• **Work instructions**:
In the records below, find each line containing the word "Welcome" and copy it.

>> START Raw data

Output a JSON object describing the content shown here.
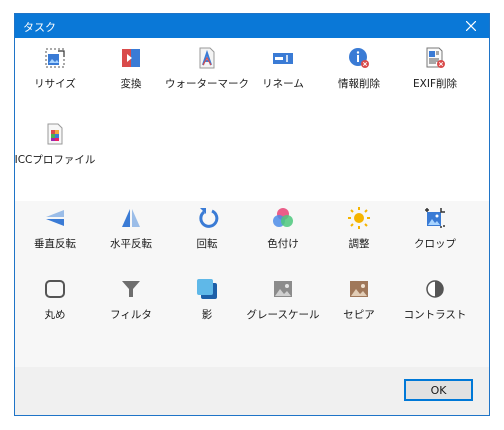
{
  "window": {
    "title": "タスク"
  },
  "row1": [
    "リサイズ",
    "変換",
    "ウォーターマーク",
    "リネーム",
    "情報削除",
    "EXIF削除"
  ],
  "row2": [
    "ICCプロファイル"
  ],
  "row3": [
    "垂直反転",
    "水平反転",
    "回転",
    "色付け",
    "調整",
    "クロップ"
  ],
  "row4": [
    "丸め",
    "フィルタ",
    "影",
    "グレースケール",
    "セピア",
    "コントラスト"
  ],
  "footer": {
    "ok_label": "OK"
  },
  "colors": {
    "titlebar": "#0a78d7",
    "accent_border": "#0078d7"
  }
}
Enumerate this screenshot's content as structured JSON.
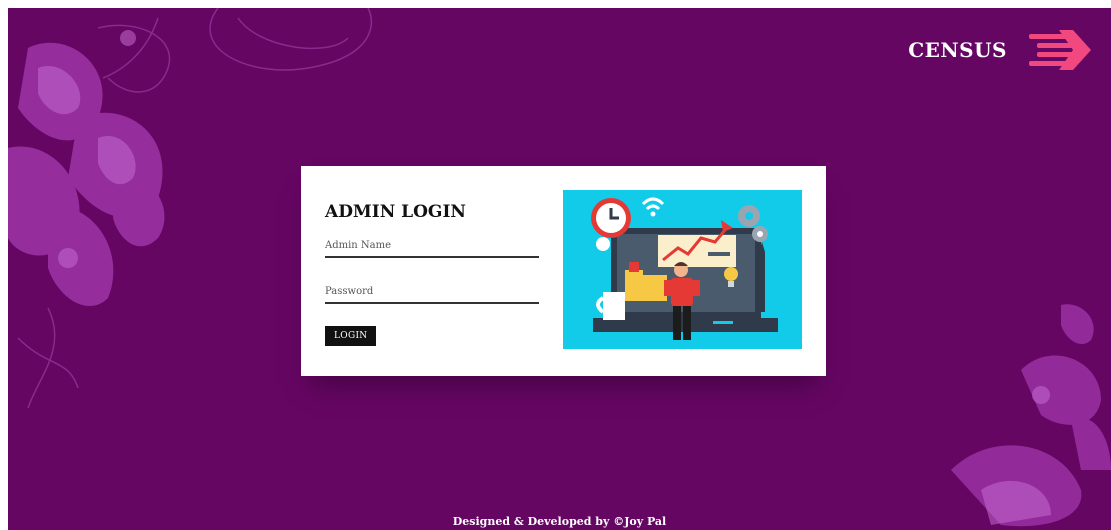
{
  "brand": {
    "name": "CENSUS",
    "logo_icon": "speed-arrow-icon",
    "logo_color": "#f0487f"
  },
  "login": {
    "title": "ADMIN LOGIN",
    "admin_name_placeholder": "Admin Name",
    "password_placeholder": "Password",
    "button_label": "LOGIN",
    "illustration": "computer-work-illustration"
  },
  "footer": {
    "text": "Designed & Developed by ©Joy Pal"
  },
  "colors": {
    "background": "#650663",
    "card": "#ffffff",
    "illustration_bg": "#12cbe8",
    "button": "#111111"
  }
}
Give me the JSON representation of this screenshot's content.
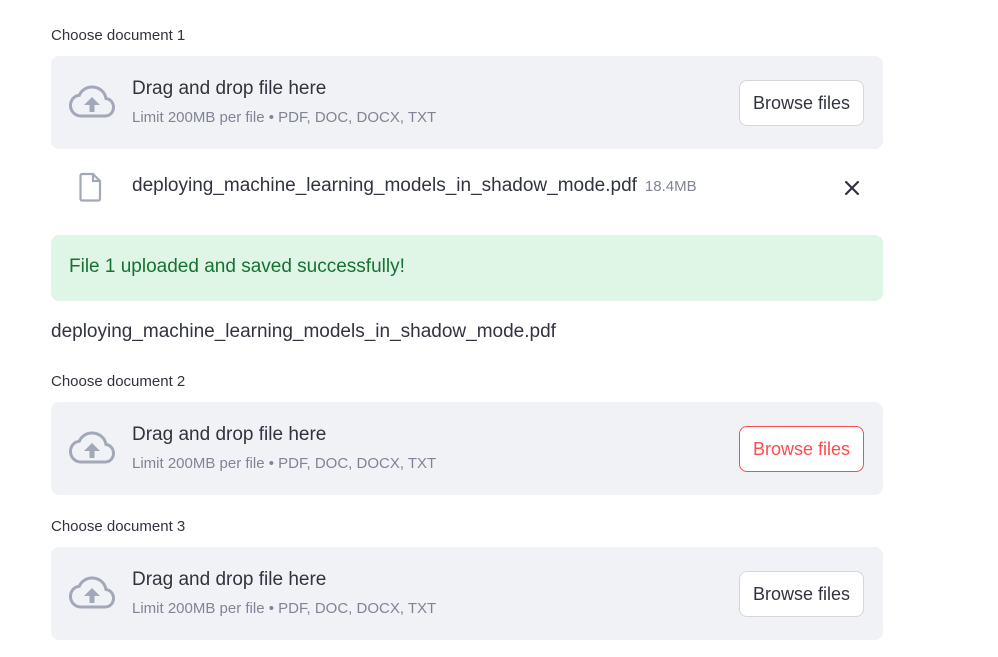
{
  "uploaders": [
    {
      "label": "Choose document 1",
      "dropzone_title": "Drag and drop file here",
      "dropzone_subtitle": "Limit 200MB per file • PDF, DOC, DOCX, TXT",
      "browse_label": "Browse files",
      "browse_state": "normal"
    },
    {
      "label": "Choose document 2",
      "dropzone_title": "Drag and drop file here",
      "dropzone_subtitle": "Limit 200MB per file • PDF, DOC, DOCX, TXT",
      "browse_label": "Browse files",
      "browse_state": "hover"
    },
    {
      "label": "Choose document 3",
      "dropzone_title": "Drag and drop file here",
      "dropzone_subtitle": "Limit 200MB per file • PDF, DOC, DOCX, TXT",
      "browse_label": "Browse files",
      "browse_state": "normal"
    }
  ],
  "uploaded_file": {
    "name": "deploying_machine_learning_models_in_shadow_mode.pdf",
    "size": "18.4MB",
    "icon": "file-icon",
    "remove_icon": "close-icon"
  },
  "success_message": "File 1 uploaded and saved successfully!",
  "displayed_filename": "deploying_machine_learning_models_in_shadow_mode.pdf",
  "colors": {
    "dropzone_bg": "#f0f2f6",
    "success_bg": "#dff5e6",
    "success_text": "#177233",
    "accent": "#ff4b4b",
    "muted_text": "#808495"
  }
}
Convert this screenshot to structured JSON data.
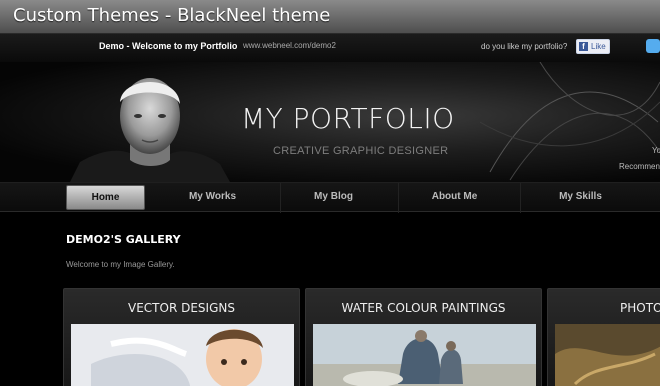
{
  "window": {
    "title": "Custom Themes - BlackNeel theme"
  },
  "topstrip": {
    "site_title": "Demo - Welcome to my Portfolio",
    "site_url": "www.webneel.com/demo2",
    "like_question": "do you like my portfolio?",
    "like_label": "Like"
  },
  "header": {
    "brand": "MY PORTFOLIO",
    "tagline": "CREATIVE GRAPHIC DESIGNER",
    "side_text_1": "Yo",
    "side_text_2": "Recommen"
  },
  "nav": {
    "items": [
      {
        "label": "Home",
        "active": true
      },
      {
        "label": "My Works",
        "active": false
      },
      {
        "label": "My Blog",
        "active": false
      },
      {
        "label": "About Me",
        "active": false
      },
      {
        "label": "My Skills",
        "active": false
      }
    ]
  },
  "gallery": {
    "title": "DEMO2'S GALLERY",
    "subtitle": "Welcome to my Image Gallery.",
    "cards": [
      {
        "title": "VECTOR DESIGNS"
      },
      {
        "title": "WATER COLOUR PAINTINGS"
      },
      {
        "title": "PHOTO"
      }
    ]
  },
  "colors": {
    "titlebar_top": "#8a8a8a",
    "titlebar_bottom": "#4e4e4e",
    "background": "#000000",
    "facebook_blue": "#3b5998",
    "twitter_blue": "#55acee"
  }
}
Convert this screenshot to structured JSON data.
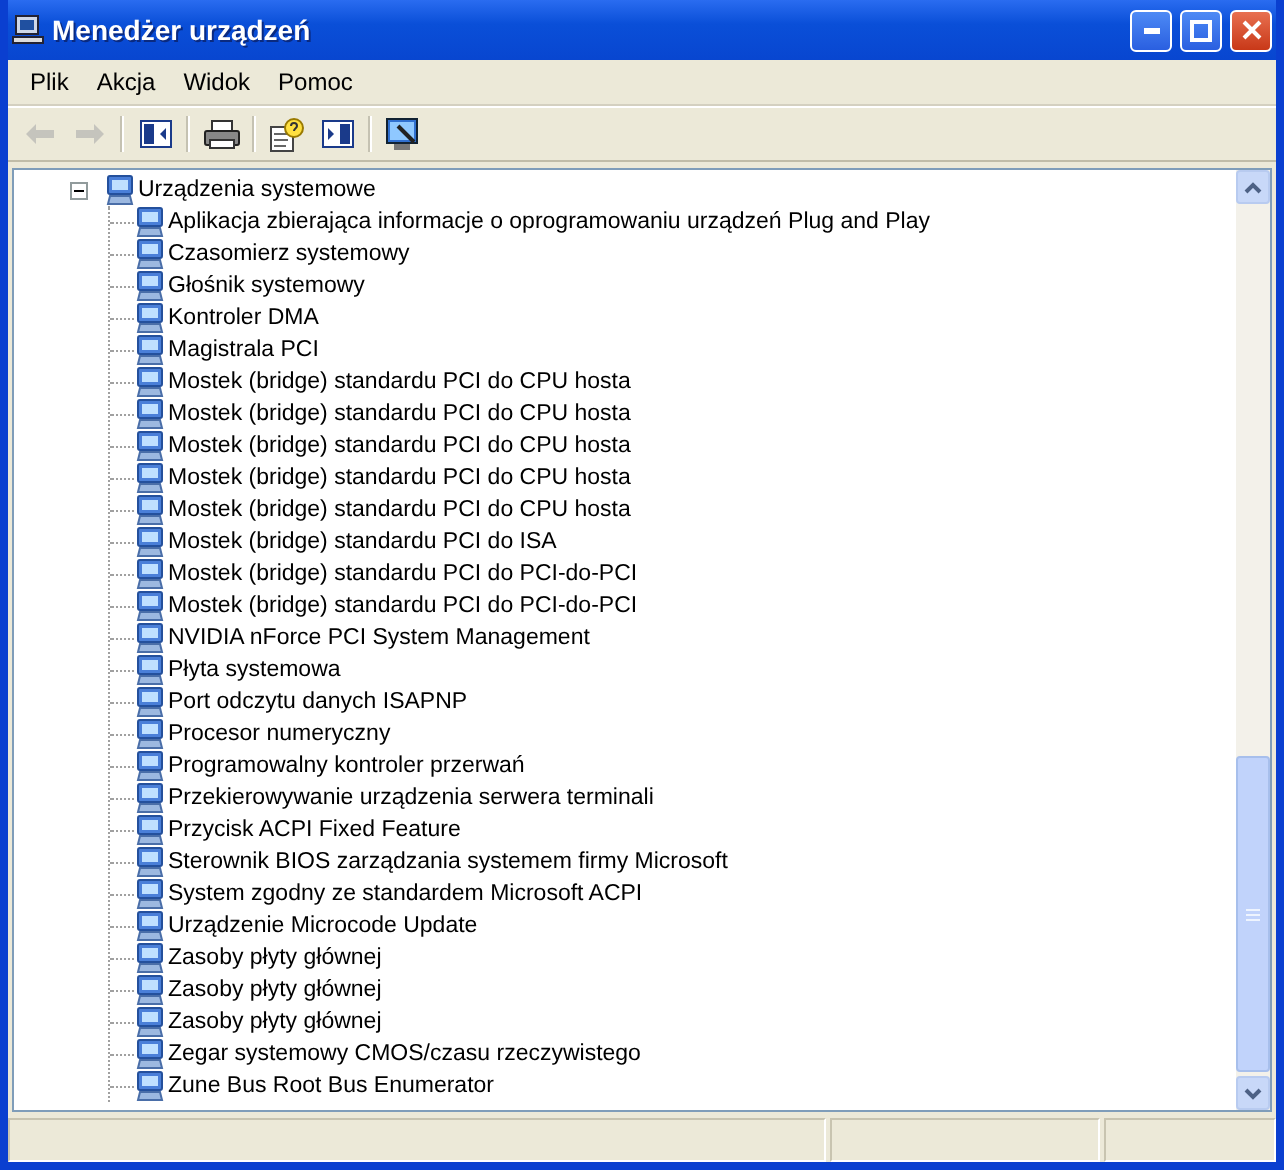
{
  "window": {
    "title": "Menedżer urządzeń"
  },
  "menu": [
    {
      "label": "Plik"
    },
    {
      "label": "Akcja"
    },
    {
      "label": "Widok"
    },
    {
      "label": "Pomoc"
    }
  ],
  "toolbar": [
    {
      "kind": "back",
      "disabled": true
    },
    {
      "kind": "forward",
      "disabled": true
    },
    {
      "kind": "sep"
    },
    {
      "kind": "tree",
      "disabled": false
    },
    {
      "kind": "sep"
    },
    {
      "kind": "print",
      "disabled": false
    },
    {
      "kind": "sep"
    },
    {
      "kind": "help",
      "disabled": false
    },
    {
      "kind": "pane",
      "disabled": false
    },
    {
      "kind": "sep"
    },
    {
      "kind": "scan",
      "disabled": false
    }
  ],
  "tree": {
    "label": "Urządzenia systemowe",
    "expanded": true,
    "children": [
      {
        "label": "Aplikacja zbierająca informacje o oprogramowaniu urządzeń Plug and Play"
      },
      {
        "label": "Czasomierz systemowy"
      },
      {
        "label": "Głośnik systemowy"
      },
      {
        "label": "Kontroler DMA"
      },
      {
        "label": "Magistrala PCI"
      },
      {
        "label": "Mostek (bridge) standardu PCI do CPU hosta"
      },
      {
        "label": "Mostek (bridge) standardu PCI do CPU hosta"
      },
      {
        "label": "Mostek (bridge) standardu PCI do CPU hosta"
      },
      {
        "label": "Mostek (bridge) standardu PCI do CPU hosta"
      },
      {
        "label": "Mostek (bridge) standardu PCI do CPU hosta"
      },
      {
        "label": "Mostek (bridge) standardu PCI do ISA"
      },
      {
        "label": "Mostek (bridge) standardu PCI do PCI-do-PCI"
      },
      {
        "label": "Mostek (bridge) standardu PCI do PCI-do-PCI"
      },
      {
        "label": "NVIDIA nForce PCI System Management"
      },
      {
        "label": "Płyta systemowa"
      },
      {
        "label": "Port odczytu danych ISAPNP"
      },
      {
        "label": "Procesor numeryczny"
      },
      {
        "label": "Programowalny kontroler przerwań"
      },
      {
        "label": "Przekierowywanie urządzenia serwera terminali"
      },
      {
        "label": "Przycisk ACPI Fixed Feature"
      },
      {
        "label": "Sterownik BIOS zarządzania systemem firmy Microsoft"
      },
      {
        "label": "System zgodny ze standardem Microsoft ACPI"
      },
      {
        "label": "Urządzenie Microcode Update"
      },
      {
        "label": "Zasoby płyty głównej"
      },
      {
        "label": "Zasoby płyty głównej"
      },
      {
        "label": "Zasoby płyty głównej"
      },
      {
        "label": "Zegar systemowy CMOS/czasu rzeczywistego"
      },
      {
        "label": "Zune Bus Root Bus Enumerator"
      }
    ]
  }
}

>> END Raw data

• **Result**:
    "site_title": "Demo - Welcome to my Portfolio",
    "subtitle": "Welcome to my Image Gallery.",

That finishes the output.